> TASK TO CARRY OUT
State how many lines of the entries hold the string "JSON", and nothing more.

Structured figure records
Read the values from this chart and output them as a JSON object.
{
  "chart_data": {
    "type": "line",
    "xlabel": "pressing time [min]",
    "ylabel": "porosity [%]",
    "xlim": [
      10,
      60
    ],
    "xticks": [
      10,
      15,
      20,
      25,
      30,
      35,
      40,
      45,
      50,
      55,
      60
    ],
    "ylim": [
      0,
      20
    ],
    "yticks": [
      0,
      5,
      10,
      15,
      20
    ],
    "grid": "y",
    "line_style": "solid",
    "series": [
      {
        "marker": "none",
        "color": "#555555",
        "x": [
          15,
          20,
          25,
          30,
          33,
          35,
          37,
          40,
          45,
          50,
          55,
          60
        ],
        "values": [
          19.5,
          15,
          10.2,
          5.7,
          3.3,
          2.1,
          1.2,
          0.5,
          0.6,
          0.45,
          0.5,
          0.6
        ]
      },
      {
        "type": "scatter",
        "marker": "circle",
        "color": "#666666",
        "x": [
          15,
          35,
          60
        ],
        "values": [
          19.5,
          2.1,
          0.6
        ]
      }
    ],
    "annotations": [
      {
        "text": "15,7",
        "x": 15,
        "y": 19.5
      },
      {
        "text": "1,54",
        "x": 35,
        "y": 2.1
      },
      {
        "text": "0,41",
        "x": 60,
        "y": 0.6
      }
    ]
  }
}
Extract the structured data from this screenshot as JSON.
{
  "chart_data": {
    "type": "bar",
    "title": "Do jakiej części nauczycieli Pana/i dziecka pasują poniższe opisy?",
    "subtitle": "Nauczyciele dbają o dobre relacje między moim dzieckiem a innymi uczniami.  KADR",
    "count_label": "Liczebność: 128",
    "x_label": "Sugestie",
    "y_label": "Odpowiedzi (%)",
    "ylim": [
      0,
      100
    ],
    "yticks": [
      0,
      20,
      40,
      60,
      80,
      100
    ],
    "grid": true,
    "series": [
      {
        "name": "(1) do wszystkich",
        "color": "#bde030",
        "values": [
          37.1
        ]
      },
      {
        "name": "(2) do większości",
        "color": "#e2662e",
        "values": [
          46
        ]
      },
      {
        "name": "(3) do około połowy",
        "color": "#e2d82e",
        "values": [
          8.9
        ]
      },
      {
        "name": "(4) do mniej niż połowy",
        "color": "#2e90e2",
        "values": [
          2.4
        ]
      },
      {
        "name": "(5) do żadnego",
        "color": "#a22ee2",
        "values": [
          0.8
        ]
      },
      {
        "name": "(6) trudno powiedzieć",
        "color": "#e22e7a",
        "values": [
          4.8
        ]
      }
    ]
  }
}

> EXERCISE RESULT
2